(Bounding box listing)
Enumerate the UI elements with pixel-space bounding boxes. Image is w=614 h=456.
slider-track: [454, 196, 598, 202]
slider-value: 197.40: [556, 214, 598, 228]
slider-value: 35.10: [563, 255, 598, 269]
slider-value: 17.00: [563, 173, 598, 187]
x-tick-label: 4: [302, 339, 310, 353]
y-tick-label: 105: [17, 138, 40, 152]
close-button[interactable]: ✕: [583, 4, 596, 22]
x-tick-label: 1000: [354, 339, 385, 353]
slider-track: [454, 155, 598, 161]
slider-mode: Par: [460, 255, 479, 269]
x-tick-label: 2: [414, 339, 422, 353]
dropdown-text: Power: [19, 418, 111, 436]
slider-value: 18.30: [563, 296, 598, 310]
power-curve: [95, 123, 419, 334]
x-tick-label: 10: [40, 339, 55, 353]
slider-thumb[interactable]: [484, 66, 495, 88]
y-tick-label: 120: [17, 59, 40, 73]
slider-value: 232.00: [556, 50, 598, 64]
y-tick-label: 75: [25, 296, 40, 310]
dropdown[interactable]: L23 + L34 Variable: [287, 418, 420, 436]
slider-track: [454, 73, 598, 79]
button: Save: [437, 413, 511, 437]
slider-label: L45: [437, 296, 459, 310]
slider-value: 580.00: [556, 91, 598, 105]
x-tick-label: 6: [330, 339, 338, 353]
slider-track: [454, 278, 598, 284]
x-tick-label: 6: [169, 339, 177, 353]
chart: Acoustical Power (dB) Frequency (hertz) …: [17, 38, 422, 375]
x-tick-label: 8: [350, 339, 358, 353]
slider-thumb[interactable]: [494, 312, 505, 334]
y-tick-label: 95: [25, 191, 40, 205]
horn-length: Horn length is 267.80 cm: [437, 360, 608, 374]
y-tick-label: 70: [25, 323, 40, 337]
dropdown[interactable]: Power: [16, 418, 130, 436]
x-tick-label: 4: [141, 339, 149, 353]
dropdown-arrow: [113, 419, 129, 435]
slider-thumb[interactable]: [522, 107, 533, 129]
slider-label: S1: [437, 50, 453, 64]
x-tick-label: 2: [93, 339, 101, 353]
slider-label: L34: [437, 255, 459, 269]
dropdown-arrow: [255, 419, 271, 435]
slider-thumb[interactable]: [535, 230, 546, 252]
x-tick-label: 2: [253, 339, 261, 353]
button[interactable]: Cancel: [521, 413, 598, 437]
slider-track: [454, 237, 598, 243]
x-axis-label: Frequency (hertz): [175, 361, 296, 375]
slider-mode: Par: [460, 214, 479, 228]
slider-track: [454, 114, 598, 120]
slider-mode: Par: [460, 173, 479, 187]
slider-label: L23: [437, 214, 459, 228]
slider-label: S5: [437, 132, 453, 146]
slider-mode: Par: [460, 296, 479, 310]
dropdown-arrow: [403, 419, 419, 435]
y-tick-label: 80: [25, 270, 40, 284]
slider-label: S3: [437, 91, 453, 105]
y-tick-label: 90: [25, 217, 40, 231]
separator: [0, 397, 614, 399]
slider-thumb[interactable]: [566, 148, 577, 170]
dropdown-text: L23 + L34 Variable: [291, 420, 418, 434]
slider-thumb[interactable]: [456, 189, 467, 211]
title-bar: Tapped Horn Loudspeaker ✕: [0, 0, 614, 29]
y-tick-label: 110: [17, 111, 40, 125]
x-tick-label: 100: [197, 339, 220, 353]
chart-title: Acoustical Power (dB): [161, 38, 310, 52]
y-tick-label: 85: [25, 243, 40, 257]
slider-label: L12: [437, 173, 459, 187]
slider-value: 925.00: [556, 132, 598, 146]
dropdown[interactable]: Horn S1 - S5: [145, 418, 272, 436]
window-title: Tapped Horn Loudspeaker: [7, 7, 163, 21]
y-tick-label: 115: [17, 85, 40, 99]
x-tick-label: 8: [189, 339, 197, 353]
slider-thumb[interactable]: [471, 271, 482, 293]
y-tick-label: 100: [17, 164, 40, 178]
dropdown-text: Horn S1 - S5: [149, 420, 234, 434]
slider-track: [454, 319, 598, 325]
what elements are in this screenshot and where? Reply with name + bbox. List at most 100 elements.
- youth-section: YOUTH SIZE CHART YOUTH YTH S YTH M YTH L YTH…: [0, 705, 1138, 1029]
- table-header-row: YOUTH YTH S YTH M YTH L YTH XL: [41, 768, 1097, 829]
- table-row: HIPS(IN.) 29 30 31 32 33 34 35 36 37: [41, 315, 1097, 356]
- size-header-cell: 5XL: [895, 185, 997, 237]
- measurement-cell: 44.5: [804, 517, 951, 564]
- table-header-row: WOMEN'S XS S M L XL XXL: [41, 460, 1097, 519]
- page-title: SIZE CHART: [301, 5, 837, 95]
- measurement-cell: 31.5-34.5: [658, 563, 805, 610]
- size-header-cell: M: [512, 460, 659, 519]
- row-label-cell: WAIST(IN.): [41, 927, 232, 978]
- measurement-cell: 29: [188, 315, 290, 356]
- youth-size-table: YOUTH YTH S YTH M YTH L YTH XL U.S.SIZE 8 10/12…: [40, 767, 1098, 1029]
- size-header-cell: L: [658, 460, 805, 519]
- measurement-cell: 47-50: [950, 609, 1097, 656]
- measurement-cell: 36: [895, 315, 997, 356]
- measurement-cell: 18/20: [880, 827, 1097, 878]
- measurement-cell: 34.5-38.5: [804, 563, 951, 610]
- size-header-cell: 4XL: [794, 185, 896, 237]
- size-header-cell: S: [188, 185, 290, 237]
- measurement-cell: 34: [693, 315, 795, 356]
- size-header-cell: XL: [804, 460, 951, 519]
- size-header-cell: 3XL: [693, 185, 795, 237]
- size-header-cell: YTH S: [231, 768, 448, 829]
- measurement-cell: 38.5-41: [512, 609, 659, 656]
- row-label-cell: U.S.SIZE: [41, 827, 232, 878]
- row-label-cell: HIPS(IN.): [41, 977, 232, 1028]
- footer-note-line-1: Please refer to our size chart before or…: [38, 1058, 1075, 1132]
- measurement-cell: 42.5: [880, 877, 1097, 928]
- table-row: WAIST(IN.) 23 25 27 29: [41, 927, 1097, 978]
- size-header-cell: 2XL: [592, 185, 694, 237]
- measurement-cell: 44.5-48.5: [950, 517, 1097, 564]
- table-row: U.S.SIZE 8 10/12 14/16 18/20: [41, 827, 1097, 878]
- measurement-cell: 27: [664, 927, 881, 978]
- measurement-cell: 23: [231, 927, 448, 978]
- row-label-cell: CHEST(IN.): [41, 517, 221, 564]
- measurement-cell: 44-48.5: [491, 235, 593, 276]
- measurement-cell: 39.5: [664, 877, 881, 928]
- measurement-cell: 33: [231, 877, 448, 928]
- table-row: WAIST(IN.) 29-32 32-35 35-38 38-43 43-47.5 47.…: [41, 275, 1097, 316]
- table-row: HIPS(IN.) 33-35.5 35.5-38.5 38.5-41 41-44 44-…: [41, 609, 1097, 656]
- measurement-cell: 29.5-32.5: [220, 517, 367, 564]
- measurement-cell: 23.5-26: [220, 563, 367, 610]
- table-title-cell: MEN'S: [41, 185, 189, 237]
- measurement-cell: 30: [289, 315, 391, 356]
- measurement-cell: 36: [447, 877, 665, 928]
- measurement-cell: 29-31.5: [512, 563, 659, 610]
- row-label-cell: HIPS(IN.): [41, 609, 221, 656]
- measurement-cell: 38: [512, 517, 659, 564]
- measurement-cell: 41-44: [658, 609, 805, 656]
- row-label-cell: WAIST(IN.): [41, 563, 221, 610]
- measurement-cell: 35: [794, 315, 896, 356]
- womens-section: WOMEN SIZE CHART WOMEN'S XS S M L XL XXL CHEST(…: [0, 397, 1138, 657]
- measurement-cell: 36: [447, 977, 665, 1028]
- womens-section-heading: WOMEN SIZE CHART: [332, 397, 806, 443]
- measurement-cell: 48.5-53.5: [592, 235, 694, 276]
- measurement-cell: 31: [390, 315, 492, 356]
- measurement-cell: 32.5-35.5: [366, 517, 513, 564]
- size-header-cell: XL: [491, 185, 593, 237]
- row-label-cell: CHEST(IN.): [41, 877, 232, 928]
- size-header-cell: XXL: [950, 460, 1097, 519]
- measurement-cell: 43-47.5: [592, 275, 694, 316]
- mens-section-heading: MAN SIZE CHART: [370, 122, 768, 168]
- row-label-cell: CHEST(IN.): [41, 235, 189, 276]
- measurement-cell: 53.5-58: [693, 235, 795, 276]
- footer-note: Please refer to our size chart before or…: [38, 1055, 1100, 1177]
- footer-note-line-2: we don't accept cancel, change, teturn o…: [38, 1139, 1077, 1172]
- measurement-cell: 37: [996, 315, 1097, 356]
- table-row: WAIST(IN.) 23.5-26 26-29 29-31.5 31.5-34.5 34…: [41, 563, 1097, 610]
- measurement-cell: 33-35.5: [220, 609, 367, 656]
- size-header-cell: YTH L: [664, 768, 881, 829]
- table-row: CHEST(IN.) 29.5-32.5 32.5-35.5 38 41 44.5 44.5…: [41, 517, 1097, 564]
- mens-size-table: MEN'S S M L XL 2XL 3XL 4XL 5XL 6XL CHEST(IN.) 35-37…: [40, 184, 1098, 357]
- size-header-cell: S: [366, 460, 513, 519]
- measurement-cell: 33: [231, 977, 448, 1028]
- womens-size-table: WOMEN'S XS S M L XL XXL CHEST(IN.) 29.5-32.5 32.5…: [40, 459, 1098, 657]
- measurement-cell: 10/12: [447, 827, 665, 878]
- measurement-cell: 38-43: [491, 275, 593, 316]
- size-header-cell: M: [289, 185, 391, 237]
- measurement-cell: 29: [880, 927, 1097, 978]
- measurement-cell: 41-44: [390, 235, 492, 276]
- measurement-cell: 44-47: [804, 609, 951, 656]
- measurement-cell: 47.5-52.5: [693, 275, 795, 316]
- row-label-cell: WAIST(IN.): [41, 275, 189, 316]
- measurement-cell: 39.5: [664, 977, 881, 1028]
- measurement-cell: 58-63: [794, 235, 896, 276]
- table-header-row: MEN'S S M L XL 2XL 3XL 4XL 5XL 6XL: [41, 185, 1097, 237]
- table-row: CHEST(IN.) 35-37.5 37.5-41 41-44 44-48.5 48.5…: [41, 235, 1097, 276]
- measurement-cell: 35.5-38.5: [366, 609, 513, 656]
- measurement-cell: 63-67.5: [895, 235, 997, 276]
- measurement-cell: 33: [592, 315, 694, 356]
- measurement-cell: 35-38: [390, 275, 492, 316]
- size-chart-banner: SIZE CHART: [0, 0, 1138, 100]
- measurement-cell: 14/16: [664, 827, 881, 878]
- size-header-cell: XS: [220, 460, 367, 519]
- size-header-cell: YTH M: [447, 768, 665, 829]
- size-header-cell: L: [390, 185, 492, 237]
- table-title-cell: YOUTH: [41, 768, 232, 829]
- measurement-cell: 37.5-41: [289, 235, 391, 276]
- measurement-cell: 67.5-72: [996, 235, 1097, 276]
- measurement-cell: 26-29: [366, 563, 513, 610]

* [WORK REQUIRED] Copy out the listing lines word for word, from the first line of the listing through the line that holds "y-tick-label: 105: [17, 138, 40, 152]", including both.

* [REPLY]
Enumerate the UI elements with pixel-space bounding boxes. Image is w=614 h=456.
slider-track: [454, 196, 598, 202]
slider-value: 197.40: [556, 214, 598, 228]
slider-value: 35.10: [563, 255, 598, 269]
slider-value: 17.00: [563, 173, 598, 187]
x-tick-label: 4: [302, 339, 310, 353]
y-tick-label: 105: [17, 138, 40, 152]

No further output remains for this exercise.